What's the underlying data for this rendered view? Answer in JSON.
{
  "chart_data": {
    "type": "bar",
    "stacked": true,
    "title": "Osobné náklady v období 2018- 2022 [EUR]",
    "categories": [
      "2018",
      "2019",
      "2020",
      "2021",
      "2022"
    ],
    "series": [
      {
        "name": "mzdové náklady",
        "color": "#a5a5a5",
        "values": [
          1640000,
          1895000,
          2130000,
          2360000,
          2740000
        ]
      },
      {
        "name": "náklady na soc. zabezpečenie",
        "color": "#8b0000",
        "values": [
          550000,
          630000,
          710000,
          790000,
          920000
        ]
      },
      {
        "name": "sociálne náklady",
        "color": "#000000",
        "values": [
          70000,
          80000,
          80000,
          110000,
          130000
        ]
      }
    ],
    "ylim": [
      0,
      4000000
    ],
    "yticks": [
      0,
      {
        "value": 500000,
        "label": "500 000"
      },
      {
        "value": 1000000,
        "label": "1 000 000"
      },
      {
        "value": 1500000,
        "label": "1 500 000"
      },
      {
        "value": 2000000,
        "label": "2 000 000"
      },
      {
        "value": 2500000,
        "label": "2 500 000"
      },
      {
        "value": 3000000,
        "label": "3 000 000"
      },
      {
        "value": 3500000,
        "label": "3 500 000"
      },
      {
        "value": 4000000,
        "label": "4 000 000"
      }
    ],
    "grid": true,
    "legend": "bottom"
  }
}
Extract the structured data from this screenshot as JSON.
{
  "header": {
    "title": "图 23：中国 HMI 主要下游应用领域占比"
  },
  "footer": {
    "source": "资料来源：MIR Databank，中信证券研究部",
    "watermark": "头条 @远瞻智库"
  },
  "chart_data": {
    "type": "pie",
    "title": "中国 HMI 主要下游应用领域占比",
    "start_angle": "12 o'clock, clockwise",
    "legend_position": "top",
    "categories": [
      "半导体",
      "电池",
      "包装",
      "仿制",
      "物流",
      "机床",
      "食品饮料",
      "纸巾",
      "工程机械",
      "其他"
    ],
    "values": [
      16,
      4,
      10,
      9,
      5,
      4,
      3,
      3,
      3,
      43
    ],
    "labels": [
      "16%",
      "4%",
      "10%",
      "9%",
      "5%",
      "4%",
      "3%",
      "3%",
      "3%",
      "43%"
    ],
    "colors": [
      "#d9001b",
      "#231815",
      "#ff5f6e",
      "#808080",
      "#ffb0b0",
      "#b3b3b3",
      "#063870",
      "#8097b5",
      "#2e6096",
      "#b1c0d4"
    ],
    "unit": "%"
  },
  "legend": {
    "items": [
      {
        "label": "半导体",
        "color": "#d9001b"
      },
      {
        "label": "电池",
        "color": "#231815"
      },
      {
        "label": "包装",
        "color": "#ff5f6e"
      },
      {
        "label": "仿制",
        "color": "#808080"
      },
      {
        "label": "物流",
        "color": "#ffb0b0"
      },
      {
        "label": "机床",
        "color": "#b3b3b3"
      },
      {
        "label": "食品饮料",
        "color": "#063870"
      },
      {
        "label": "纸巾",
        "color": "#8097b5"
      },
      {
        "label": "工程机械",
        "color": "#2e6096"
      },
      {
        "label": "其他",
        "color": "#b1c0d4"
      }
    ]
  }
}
◇ ◇ ◇
Stated exercise
Restate each of the entries above verbatim.

Output of the exercise
What's the underlying data for this rendered view? Answer in JSON.
{
  "chart_data": {
    "type": "bar",
    "stacked": true,
    "title": "Osobné náklady v období 2018- 2022 [EUR]",
    "categories": [
      "2018",
      "2019",
      "2020",
      "2021",
      "2022"
    ],
    "series": [
      {
        "name": "mzdové náklady",
        "color": "#a5a5a5",
        "values": [
          1640000,
          1895000,
          2130000,
          2360000,
          2740000
        ]
      },
      {
        "name": "náklady na soc. zabezpečenie",
        "color": "#8b0000",
        "values": [
          550000,
          630000,
          710000,
          790000,
          920000
        ]
      },
      {
        "name": "sociálne náklady",
        "color": "#000000",
        "values": [
          70000,
          80000,
          80000,
          110000,
          130000
        ]
      }
    ],
    "ylim": [
      0,
      4000000
    ],
    "yticks": [
      0,
      {
        "value": 500000,
        "label": "500 000"
      },
      {
        "value": 1000000,
        "label": "1 000 000"
      },
      {
        "value": 1500000,
        "label": "1 500 000"
      },
      {
        "value": 2000000,
        "label": "2 000 000"
      },
      {
        "value": 2500000,
        "label": "2 500 000"
      },
      {
        "value": 3000000,
        "label": "3 000 000"
      },
      {
        "value": 3500000,
        "label": "3 500 000"
      },
      {
        "value": 4000000,
        "label": "4 000 000"
      }
    ],
    "grid": true,
    "legend": "bottom"
  }
}
Extract the structured data from this screenshot as JSON.
{
  "header": {
    "title": "图 23：中国 HMI 主要下游应用领域占比"
  },
  "footer": {
    "source": "资料来源：MIR Databank，中信证券研究部",
    "watermark": "头条 @远瞻智库"
  },
  "chart_data": {
    "type": "pie",
    "title": "中国 HMI 主要下游应用领域占比",
    "start_angle": "12 o'clock, clockwise",
    "legend_position": "top",
    "categories": [
      "半导体",
      "电池",
      "包装",
      "仿制",
      "物流",
      "机床",
      "食品饮料",
      "纸巾",
      "工程机械",
      "其他"
    ],
    "values": [
      16,
      4,
      10,
      9,
      5,
      4,
      3,
      3,
      3,
      43
    ],
    "labels": [
      "16%",
      "4%",
      "10%",
      "9%",
      "5%",
      "4%",
      "3%",
      "3%",
      "3%",
      "43%"
    ],
    "colors": [
      "#d9001b",
      "#231815",
      "#ff5f6e",
      "#808080",
      "#ffb0b0",
      "#b3b3b3",
      "#063870",
      "#8097b5",
      "#2e6096",
      "#b1c0d4"
    ],
    "unit": "%"
  },
  "legend": {
    "items": [
      {
        "label": "半导体",
        "color": "#d9001b"
      },
      {
        "label": "电池",
        "color": "#231815"
      },
      {
        "label": "包装",
        "color": "#ff5f6e"
      },
      {
        "label": "仿制",
        "color": "#808080"
      },
      {
        "label": "物流",
        "color": "#ffb0b0"
      },
      {
        "label": "机床",
        "color": "#b3b3b3"
      },
      {
        "label": "食品饮料",
        "color": "#063870"
      },
      {
        "label": "纸巾",
        "color": "#8097b5"
      },
      {
        "label": "工程机械",
        "color": "#2e6096"
      },
      {
        "label": "其他",
        "color": "#b1c0d4"
      }
    ]
  }
}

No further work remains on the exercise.